─── Input data ───

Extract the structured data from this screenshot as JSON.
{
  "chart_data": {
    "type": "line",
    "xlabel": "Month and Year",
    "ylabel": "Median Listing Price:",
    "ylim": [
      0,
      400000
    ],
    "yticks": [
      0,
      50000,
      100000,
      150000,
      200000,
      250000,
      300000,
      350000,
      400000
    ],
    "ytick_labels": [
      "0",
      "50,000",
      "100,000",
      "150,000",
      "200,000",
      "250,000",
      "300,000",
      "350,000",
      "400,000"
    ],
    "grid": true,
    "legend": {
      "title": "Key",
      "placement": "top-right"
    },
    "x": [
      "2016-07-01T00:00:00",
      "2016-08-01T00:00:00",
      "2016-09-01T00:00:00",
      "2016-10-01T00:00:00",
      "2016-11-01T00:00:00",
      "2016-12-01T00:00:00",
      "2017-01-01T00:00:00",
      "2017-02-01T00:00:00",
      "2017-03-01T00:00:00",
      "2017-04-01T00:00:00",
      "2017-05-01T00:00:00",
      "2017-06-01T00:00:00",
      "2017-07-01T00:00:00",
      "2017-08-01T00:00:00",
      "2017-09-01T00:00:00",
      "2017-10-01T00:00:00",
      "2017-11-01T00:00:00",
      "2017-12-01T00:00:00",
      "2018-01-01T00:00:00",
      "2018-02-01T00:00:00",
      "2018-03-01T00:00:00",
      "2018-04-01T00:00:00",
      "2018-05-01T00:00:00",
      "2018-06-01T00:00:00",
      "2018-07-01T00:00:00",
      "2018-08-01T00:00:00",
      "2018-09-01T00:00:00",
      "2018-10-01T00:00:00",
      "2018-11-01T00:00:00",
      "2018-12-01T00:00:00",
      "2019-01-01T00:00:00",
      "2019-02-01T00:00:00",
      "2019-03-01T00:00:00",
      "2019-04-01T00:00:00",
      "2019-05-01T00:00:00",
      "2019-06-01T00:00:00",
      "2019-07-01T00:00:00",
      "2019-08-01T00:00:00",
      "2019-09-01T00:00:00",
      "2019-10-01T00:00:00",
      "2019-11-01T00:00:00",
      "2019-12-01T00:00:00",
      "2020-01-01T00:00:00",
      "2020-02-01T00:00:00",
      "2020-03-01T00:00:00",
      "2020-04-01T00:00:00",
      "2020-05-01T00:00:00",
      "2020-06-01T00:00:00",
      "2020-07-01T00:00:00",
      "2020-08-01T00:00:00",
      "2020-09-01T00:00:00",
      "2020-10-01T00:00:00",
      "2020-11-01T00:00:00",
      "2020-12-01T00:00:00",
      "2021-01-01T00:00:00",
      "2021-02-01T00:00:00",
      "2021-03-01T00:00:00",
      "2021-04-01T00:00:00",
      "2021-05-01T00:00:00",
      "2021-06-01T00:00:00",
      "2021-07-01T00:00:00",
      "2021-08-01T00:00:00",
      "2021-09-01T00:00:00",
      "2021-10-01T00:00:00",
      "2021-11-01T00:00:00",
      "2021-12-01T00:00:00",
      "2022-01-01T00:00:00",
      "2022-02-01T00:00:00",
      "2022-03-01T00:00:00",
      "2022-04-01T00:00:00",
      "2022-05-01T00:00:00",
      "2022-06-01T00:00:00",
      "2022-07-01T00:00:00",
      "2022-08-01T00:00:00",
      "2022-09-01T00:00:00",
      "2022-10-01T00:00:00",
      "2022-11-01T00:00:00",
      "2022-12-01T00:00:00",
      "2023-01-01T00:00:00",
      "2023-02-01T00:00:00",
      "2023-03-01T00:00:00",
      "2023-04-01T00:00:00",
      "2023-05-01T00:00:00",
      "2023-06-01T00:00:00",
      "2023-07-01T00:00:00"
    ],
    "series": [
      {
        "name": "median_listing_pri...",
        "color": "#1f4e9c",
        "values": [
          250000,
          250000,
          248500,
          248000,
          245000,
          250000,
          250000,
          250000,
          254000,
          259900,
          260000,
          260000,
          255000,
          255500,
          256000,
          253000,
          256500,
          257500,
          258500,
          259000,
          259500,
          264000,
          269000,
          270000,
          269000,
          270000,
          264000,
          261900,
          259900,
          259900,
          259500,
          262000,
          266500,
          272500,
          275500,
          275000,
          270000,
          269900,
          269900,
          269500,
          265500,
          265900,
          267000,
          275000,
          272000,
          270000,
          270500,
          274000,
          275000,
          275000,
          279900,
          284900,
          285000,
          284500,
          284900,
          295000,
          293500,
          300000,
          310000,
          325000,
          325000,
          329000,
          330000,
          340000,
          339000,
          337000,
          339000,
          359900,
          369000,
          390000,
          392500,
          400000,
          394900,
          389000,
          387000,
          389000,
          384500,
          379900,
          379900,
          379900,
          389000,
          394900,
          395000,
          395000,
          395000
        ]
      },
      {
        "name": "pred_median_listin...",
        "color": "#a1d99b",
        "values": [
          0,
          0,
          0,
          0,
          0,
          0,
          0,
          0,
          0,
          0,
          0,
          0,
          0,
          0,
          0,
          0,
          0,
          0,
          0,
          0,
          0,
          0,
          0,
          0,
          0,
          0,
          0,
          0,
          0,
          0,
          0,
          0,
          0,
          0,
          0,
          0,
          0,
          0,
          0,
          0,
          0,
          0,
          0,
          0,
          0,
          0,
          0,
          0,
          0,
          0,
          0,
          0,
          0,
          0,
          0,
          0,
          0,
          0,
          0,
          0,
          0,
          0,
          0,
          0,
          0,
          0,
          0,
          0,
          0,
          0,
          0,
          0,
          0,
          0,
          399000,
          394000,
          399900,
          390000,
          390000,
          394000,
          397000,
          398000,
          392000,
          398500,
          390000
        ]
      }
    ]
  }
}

───

--- What to do ---
The lines above should be duplicated exactly.

--- Task answer ---
Extract the structured data from this screenshot as JSON.
{
  "chart_data": {
    "type": "line",
    "xlabel": "Month and Year",
    "ylabel": "Median Listing Price:",
    "ylim": [
      0,
      400000
    ],
    "yticks": [
      0,
      50000,
      100000,
      150000,
      200000,
      250000,
      300000,
      350000,
      400000
    ],
    "ytick_labels": [
      "0",
      "50,000",
      "100,000",
      "150,000",
      "200,000",
      "250,000",
      "300,000",
      "350,000",
      "400,000"
    ],
    "grid": true,
    "legend": {
      "title": "Key",
      "placement": "top-right"
    },
    "x": [
      "2016-07-01T00:00:00",
      "2016-08-01T00:00:00",
      "2016-09-01T00:00:00",
      "2016-10-01T00:00:00",
      "2016-11-01T00:00:00",
      "2016-12-01T00:00:00",
      "2017-01-01T00:00:00",
      "2017-02-01T00:00:00",
      "2017-03-01T00:00:00",
      "2017-04-01T00:00:00",
      "2017-05-01T00:00:00",
      "2017-06-01T00:00:00",
      "2017-07-01T00:00:00",
      "2017-08-01T00:00:00",
      "2017-09-01T00:00:00",
      "2017-10-01T00:00:00",
      "2017-11-01T00:00:00",
      "2017-12-01T00:00:00",
      "2018-01-01T00:00:00",
      "2018-02-01T00:00:00",
      "2018-03-01T00:00:00",
      "2018-04-01T00:00:00",
      "2018-05-01T00:00:00",
      "2018-06-01T00:00:00",
      "2018-07-01T00:00:00",
      "2018-08-01T00:00:00",
      "2018-09-01T00:00:00",
      "2018-10-01T00:00:00",
      "2018-11-01T00:00:00",
      "2018-12-01T00:00:00",
      "2019-01-01T00:00:00",
      "2019-02-01T00:00:00",
      "2019-03-01T00:00:00",
      "2019-04-01T00:00:00",
      "2019-05-01T00:00:00",
      "2019-06-01T00:00:00",
      "2019-07-01T00:00:00",
      "2019-08-01T00:00:00",
      "2019-09-01T00:00:00",
      "2019-10-01T00:00:00",
      "2019-11-01T00:00:00",
      "2019-12-01T00:00:00",
      "2020-01-01T00:00:00",
      "2020-02-01T00:00:00",
      "2020-03-01T00:00:00",
      "2020-04-01T00:00:00",
      "2020-05-01T00:00:00",
      "2020-06-01T00:00:00",
      "2020-07-01T00:00:00",
      "2020-08-01T00:00:00",
      "2020-09-01T00:00:00",
      "2020-10-01T00:00:00",
      "2020-11-01T00:00:00",
      "2020-12-01T00:00:00",
      "2021-01-01T00:00:00",
      "2021-02-01T00:00:00",
      "2021-03-01T00:00:00",
      "2021-04-01T00:00:00",
      "2021-05-01T00:00:00",
      "2021-06-01T00:00:00",
      "2021-07-01T00:00:00",
      "2021-08-01T00:00:00",
      "2021-09-01T00:00:00",
      "2021-10-01T00:00:00",
      "2021-11-01T00:00:00",
      "2021-12-01T00:00:00",
      "2022-01-01T00:00:00",
      "2022-02-01T00:00:00",
      "2022-03-01T00:00:00",
      "2022-04-01T00:00:00",
      "2022-05-01T00:00:00",
      "2022-06-01T00:00:00",
      "2022-07-01T00:00:00",
      "2022-08-01T00:00:00",
      "2022-09-01T00:00:00",
      "2022-10-01T00:00:00",
      "2022-11-01T00:00:00",
      "2022-12-01T00:00:00",
      "2023-01-01T00:00:00",
      "2023-02-01T00:00:00",
      "2023-03-01T00:00:00",
      "2023-04-01T00:00:00",
      "2023-05-01T00:00:00",
      "2023-06-01T00:00:00",
      "2023-07-01T00:00:00"
    ],
    "series": [
      {
        "name": "median_listing_pri...",
        "color": "#1f4e9c",
        "values": [
          250000,
          250000,
          248500,
          248000,
          245000,
          250000,
          250000,
          250000,
          254000,
          259900,
          260000,
          260000,
          255000,
          255500,
          256000,
          253000,
          256500,
          257500,
          258500,
          259000,
          259500,
          264000,
          269000,
          270000,
          269000,
          270000,
          264000,
          261900,
          259900,
          259900,
          259500,
          262000,
          266500,
          272500,
          275500,
          275000,
          270000,
          269900,
          269900,
          269500,
          265500,
          265900,
          267000,
          275000,
          272000,
          270000,
          270500,
          274000,
          275000,
          275000,
          279900,
          284900,
          285000,
          284500,
          284900,
          295000,
          293500,
          300000,
          310000,
          325000,
          325000,
          329000,
          330000,
          340000,
          339000,
          337000,
          339000,
          359900,
          369000,
          390000,
          392500,
          400000,
          394900,
          389000,
          387000,
          389000,
          384500,
          379900,
          379900,
          379900,
          389000,
          394900,
          395000,
          395000,
          395000
        ]
      },
      {
        "name": "pred_median_listin...",
        "color": "#a1d99b",
        "values": [
          0,
          0,
          0,
          0,
          0,
          0,
          0,
          0,
          0,
          0,
          0,
          0,
          0,
          0,
          0,
          0,
          0,
          0,
          0,
          0,
          0,
          0,
          0,
          0,
          0,
          0,
          0,
          0,
          0,
          0,
          0,
          0,
          0,
          0,
          0,
          0,
          0,
          0,
          0,
          0,
          0,
          0,
          0,
          0,
          0,
          0,
          0,
          0,
          0,
          0,
          0,
          0,
          0,
          0,
          0,
          0,
          0,
          0,
          0,
          0,
          0,
          0,
          0,
          0,
          0,
          0,
          0,
          0,
          0,
          0,
          0,
          0,
          0,
          0,
          399000,
          394000,
          399900,
          390000,
          390000,
          394000,
          397000,
          398000,
          392000,
          398500,
          390000
        ]
      }
    ]
  }
}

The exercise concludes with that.